**EXERCISE DIRECTIONS**
Transcribe each record exactly. Include every one.

**DATA PROVIDED**
* Start *

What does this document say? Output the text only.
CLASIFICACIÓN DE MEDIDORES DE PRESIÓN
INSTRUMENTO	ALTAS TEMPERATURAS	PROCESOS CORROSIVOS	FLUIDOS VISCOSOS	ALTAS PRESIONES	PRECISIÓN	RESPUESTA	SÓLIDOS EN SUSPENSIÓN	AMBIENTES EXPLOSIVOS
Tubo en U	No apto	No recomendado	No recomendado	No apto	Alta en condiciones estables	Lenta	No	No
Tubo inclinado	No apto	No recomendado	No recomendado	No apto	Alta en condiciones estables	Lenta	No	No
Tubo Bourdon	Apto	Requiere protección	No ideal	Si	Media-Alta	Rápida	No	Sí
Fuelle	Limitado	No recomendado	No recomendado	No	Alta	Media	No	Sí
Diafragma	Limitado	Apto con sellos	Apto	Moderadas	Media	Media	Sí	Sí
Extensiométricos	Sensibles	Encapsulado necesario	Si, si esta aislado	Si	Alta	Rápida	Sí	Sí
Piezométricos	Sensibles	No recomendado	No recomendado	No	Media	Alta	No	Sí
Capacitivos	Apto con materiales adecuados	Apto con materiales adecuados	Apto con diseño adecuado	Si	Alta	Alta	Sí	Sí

* End *

**REPLY**
What does this document say? Output the text only.
CLASIFICACIÓN DE MEDIDORES DE PRESIÓN
INSTRUMENTO	ALTAS TEMPERATURAS	PROCESOS CORROSIVOS	FLUIDOS VISCOSOS	ALTAS PRESIONES	PRECISIÓN	RESPUESTA	SÓLIDOS EN SUSPENSIÓN	AMBIENTES EXPLOSIVOS
Tubo en U	No apto	No recomendado	No recomendado	No apto	Alta en condiciones estables	Lenta	No	No
Tubo inclinado	No apto	No recomendado	No recomendado	No apto	Alta en condiciones estables	Lenta	No	No
Tubo Bourdon	Apto	Requiere protección	No ideal	Si	Media-Alta	Rápida	No	Sí
Fuelle	Limitado	No recomendado	No recomendado	No	Alta	Media	No	Sí
Diafragma	Limitado	Apto con sellos	Apto	Moderadas	Media	Media	Sí	Sí
Extensiométricos	Sensibles	Encapsulado necesario	Si, si esta aislado	Si	Alta	Rápida	Sí	Sí
Piezométricos	Sensibles	No recomendado	No recomendado	No	Media	Alta	No	Sí
Capacitivos	Apto con materiales adecuados	Apto con materiales adecuados	Apto con diseño adecuado	Si	Alta	Alta	Sí	Sí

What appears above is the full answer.